| PROMPT |
Look through the data below, and copy each line that carries the word "bien".
[[ DATASET, beginning ]]
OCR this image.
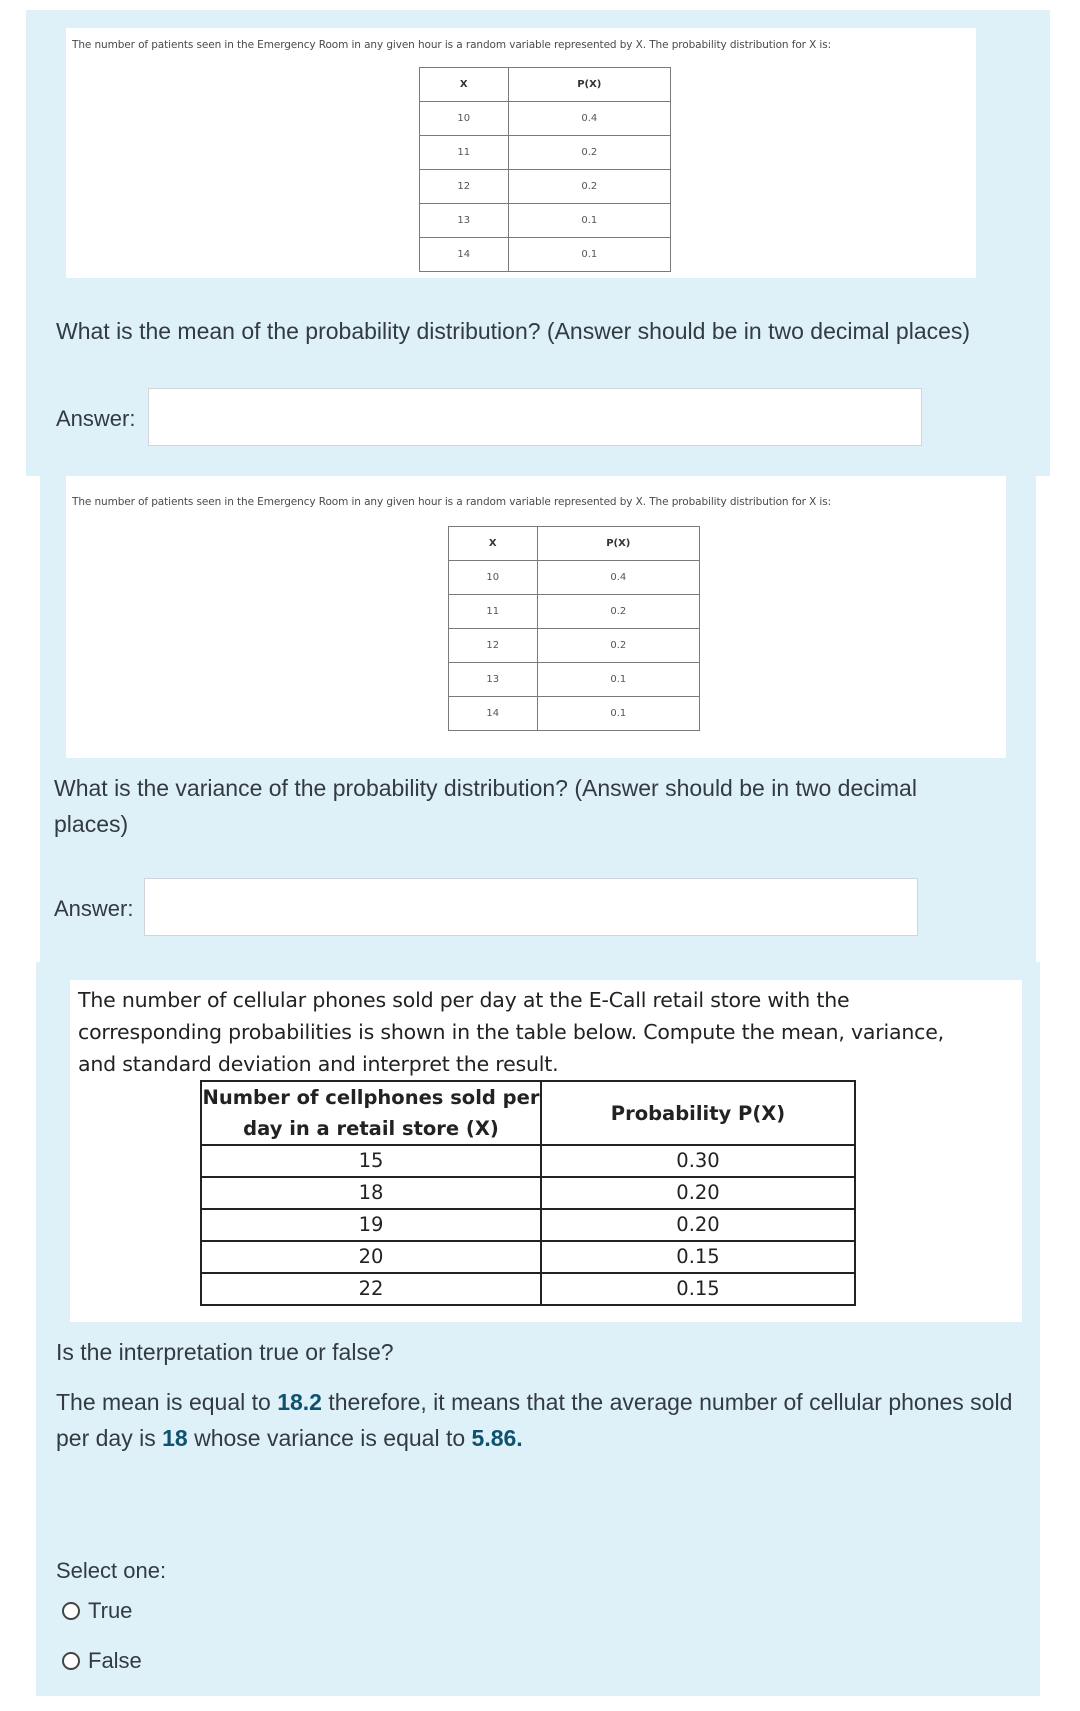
The number of patients seen in the Emergency Room in any given hour is a random variable represented by X. The probability distribution for X is:
X	P(X)
10	0.4
11	0.2
12	0.2
13	0.1
14	0.1
What is the mean of the probability distribution? (Answer should be in two decimal places)
Answer:
The number of patients seen in the Emergency Room in any given hour is a random variable represented by X. The probability distribution for X is:
X	P(X)
10	0.4
11	0.2
12	0.2
13	0.1
14	0.1
What is the variance of the probability distribution? (Answer should be in two decimal places)
Answer:
The number of cellular phones sold per day at the E-Call retail store with the corresponding probabilities is shown in the table below. Compute the mean, variance, and standard deviation and interpret the result.
Number of cellphones sold per day in a retail store (X)	Probability P(X)
15	0.30
18	0.20
19	0.20
20	0.15
22	0.15
Is the interpretation true or false?
The mean is equal to 18.2 therefore, it means that the average number of cellular phones sold per day is 18 whose variance is equal to 5.86.
Select one:
True
False
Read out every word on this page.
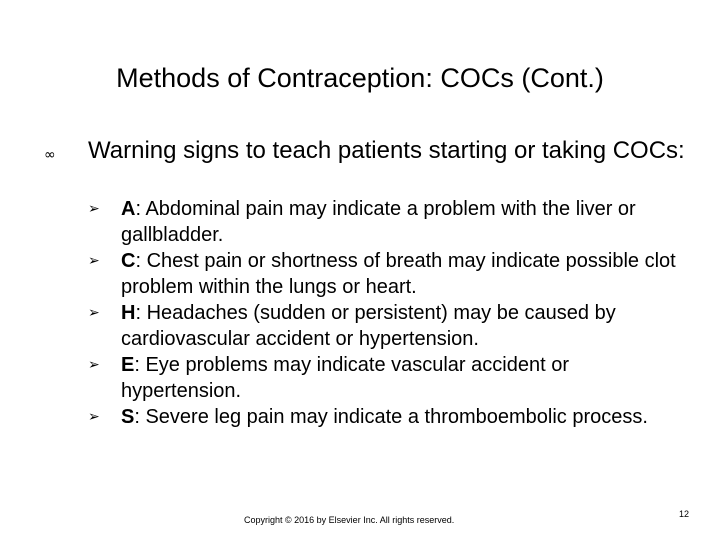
Methods of Contraception: COCs (Cont.)
∞ Warning signs to teach patients starting or taking COCs:
➢ A: Abdominal pain may indicate a problem with the liver or gallbladder.
➢ C: Chest pain or shortness of breath may indicate possible clot problem within the lungs or heart.
➢ H: Headaches (sudden or persistent) may be caused by cardiovascular accident or hypertension.
➢ E: Eye problems may indicate vascular accident or hypertension.
➢ S: Severe leg pain may indicate a thromboembolic process.
Copyright © 2016 by Elsevier Inc. All rights reserved.
12
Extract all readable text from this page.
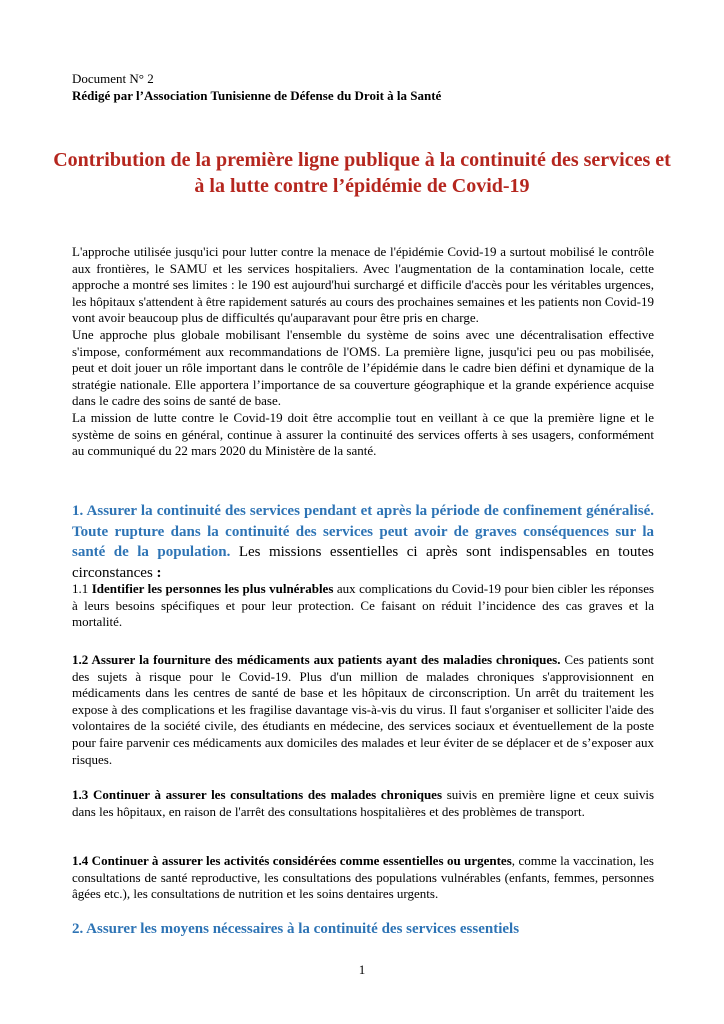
Document N° 2
Rédigé par l’Association Tunisienne de Défense du Droit à la Santé
Contribution de la première ligne publique à la continuité des services et à la lutte contre l’épidémie de Covid-19

L'approche utilisée jusqu'ici pour lutter contre la menace de l'épidémie Covid-19 a surtout mobilisé le contrôle aux frontières, le SAMU et les services hospitaliers. Avec l'augmentation de la contamination locale, cette approche a montré ses limites : le 190 est aujourd'hui surchargé et difficile d'accès pour les véritables urgences, les hôpitaux s'attendent à être rapidement saturés au cours des prochaines semaines et les patients non Covid-19 vont avoir beaucoup plus de difficultés qu'auparavant pour être pris en charge.

Une approche plus globale mobilisant l'ensemble du système de soins avec une décentralisation effective s'impose, conformément aux recommandations de l'OMS. La première ligne, jusqu'ici peu ou pas mobilisée, peut et doit jouer un rôle important dans le contrôle de l’épidémie dans le cadre bien défini et dynamique de la stratégie nationale. Elle apportera l’importance de sa couverture géographique et la grande expérience acquise dans le cadre des soins de santé de base.

La mission de lutte contre le Covid-19 doit être accomplie tout en veillant à ce que la première ligne et le système de soins en général, continue à assurer la continuité des services offerts à ses usagers, conformément au communiqué du 22 mars 2020 du Ministère de la santé.

1. Assurer la continuité des services pendant et après la période de confinement généralisé. Toute rupture dans la continuité des services peut avoir de graves conséquences sur la santé de la population. Les missions essentielles ci après sont indispensables en toutes circonstances :

1.1 Identifier les personnes les plus vulnérables aux complications du Covid-19 pour bien cibler les réponses à leurs besoins spécifiques et pour leur protection. Ce faisant on réduit l’incidence des cas graves et la mortalité.

1.2 Assurer la fourniture des médicaments aux patients ayant des maladies chroniques. Ces patients sont des sujets à risque pour le Covid-19. Plus d'un million de malades chroniques s'approvisionnent en médicaments dans les centres de santé de base et les hôpitaux de circonscription. Un arrêt du traitement les expose à des complications et les fragilise davantage vis-à-vis du virus. Il faut s'organiser et solliciter l'aide des volontaires de la société civile, des étudiants en médecine, des services sociaux et éventuellement de la poste pour faire parvenir ces médicaments aux domiciles des malades et leur éviter de se déplacer et de s’exposer aux risques.

1.3 Continuer à assurer les consultations des malades chroniques suivis en première ligne et ceux suivis dans les hôpitaux, en raison de l'arrêt des consultations hospitalières et des problèmes de transport.

1.4 Continuer à assurer les activités considérées comme essentielles ou urgentes, comme la vaccination, les consultations de santé reproductive, les consultations des populations vulnérables (enfants, femmes, personnes âgées etc.), les consultations de nutrition et les soins dentaires urgents.

2. Assurer les moyens nécessaires à la continuité des services essentiels
1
[[ DATASET, end ]]
| ANSWER SPACE |
Une approche plus globale mobilisant l'ensemble du système de soins avec une décentralisation effective s'impose, conformément aux recommandations de l'OMS. La première ligne, jusqu'ici peu ou pas mobilisée, peut et doit jouer un rôle important dans le contrôle de l’épidémie dans le cadre bien défini et dynamique de la stratégie nationale. Elle apportera l’importance de sa couverture géographique et la grande expérience acquise dans le cadre des soins de santé de base.
1.1 Identifier les personnes les plus vulnérables aux complications du Covid-19 pour bien cibler les réponses à leurs besoins spécifiques et pour leur protection. Ce faisant on réduit l’incidence des cas graves et la mortalité.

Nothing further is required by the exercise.